WHAT NEEDS TO BE DONE →
Output every record word for word.
━━━ DATA ROWS ━━━
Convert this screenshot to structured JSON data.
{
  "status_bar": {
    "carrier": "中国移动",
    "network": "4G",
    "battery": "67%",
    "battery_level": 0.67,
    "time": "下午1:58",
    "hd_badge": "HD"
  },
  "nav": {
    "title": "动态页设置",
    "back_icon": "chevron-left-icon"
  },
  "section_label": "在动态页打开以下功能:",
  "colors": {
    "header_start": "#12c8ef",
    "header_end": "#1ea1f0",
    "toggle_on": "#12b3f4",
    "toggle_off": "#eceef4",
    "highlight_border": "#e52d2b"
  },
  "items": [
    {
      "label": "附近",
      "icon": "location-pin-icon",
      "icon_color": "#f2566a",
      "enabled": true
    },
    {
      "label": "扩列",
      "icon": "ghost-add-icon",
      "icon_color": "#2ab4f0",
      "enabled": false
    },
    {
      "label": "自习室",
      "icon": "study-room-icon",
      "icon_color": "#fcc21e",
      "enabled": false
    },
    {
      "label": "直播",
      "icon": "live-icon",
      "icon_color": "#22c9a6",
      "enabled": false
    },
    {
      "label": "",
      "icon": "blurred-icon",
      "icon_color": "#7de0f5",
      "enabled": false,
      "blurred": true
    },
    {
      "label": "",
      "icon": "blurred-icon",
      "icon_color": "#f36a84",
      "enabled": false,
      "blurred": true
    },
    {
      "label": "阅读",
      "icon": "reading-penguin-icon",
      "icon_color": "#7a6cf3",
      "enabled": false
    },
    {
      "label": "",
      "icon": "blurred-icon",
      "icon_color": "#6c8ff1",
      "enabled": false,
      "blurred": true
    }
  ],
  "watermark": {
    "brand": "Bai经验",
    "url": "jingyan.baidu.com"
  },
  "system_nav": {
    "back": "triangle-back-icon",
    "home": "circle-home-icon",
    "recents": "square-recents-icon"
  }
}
━━━
OUTPUT →
Convert this screenshot to structured JSON data.
{
  "status_bar": {
    "carrier": "中国移动",
    "network": "4G",
    "battery": "67%",
    "battery_level": 0.67,
    "time": "下午1:58",
    "hd_badge": "HD"
  },
  "nav": {
    "title": "动态页设置",
    "back_icon": "chevron-left-icon"
  },
  "section_label": "在动态页打开以下功能:",
  "colors": {
    "header_start": "#12c8ef",
    "header_end": "#1ea1f0",
    "toggle_on": "#12b3f4",
    "toggle_off": "#eceef4",
    "highlight_border": "#e52d2b"
  },
  "items": [
    {
      "label": "附近",
      "icon": "location-pin-icon",
      "icon_color": "#f2566a",
      "enabled": true
    },
    {
      "label": "扩列",
      "icon": "ghost-add-icon",
      "icon_color": "#2ab4f0",
      "enabled": false
    },
    {
      "label": "自习室",
      "icon": "study-room-icon",
      "icon_color": "#fcc21e",
      "enabled": false
    },
    {
      "label": "直播",
      "icon": "live-icon",
      "icon_color": "#22c9a6",
      "enabled": false
    },
    {
      "label": "",
      "icon": "blurred-icon",
      "icon_color": "#7de0f5",
      "enabled": false,
      "blurred": true
    },
    {
      "label": "",
      "icon": "blurred-icon",
      "icon_color": "#f36a84",
      "enabled": false,
      "blurred": true
    },
    {
      "label": "阅读",
      "icon": "reading-penguin-icon",
      "icon_color": "#7a6cf3",
      "enabled": false
    },
    {
      "label": "",
      "icon": "blurred-icon",
      "icon_color": "#6c8ff1",
      "enabled": false,
      "blurred": true
    }
  ],
  "watermark": {
    "brand": "Bai经验",
    "url": "jingyan.baidu.com"
  },
  "system_nav": {
    "back": "triangle-back-icon",
    "home": "circle-home-icon",
    "recents": "square-recents-icon"
  }
}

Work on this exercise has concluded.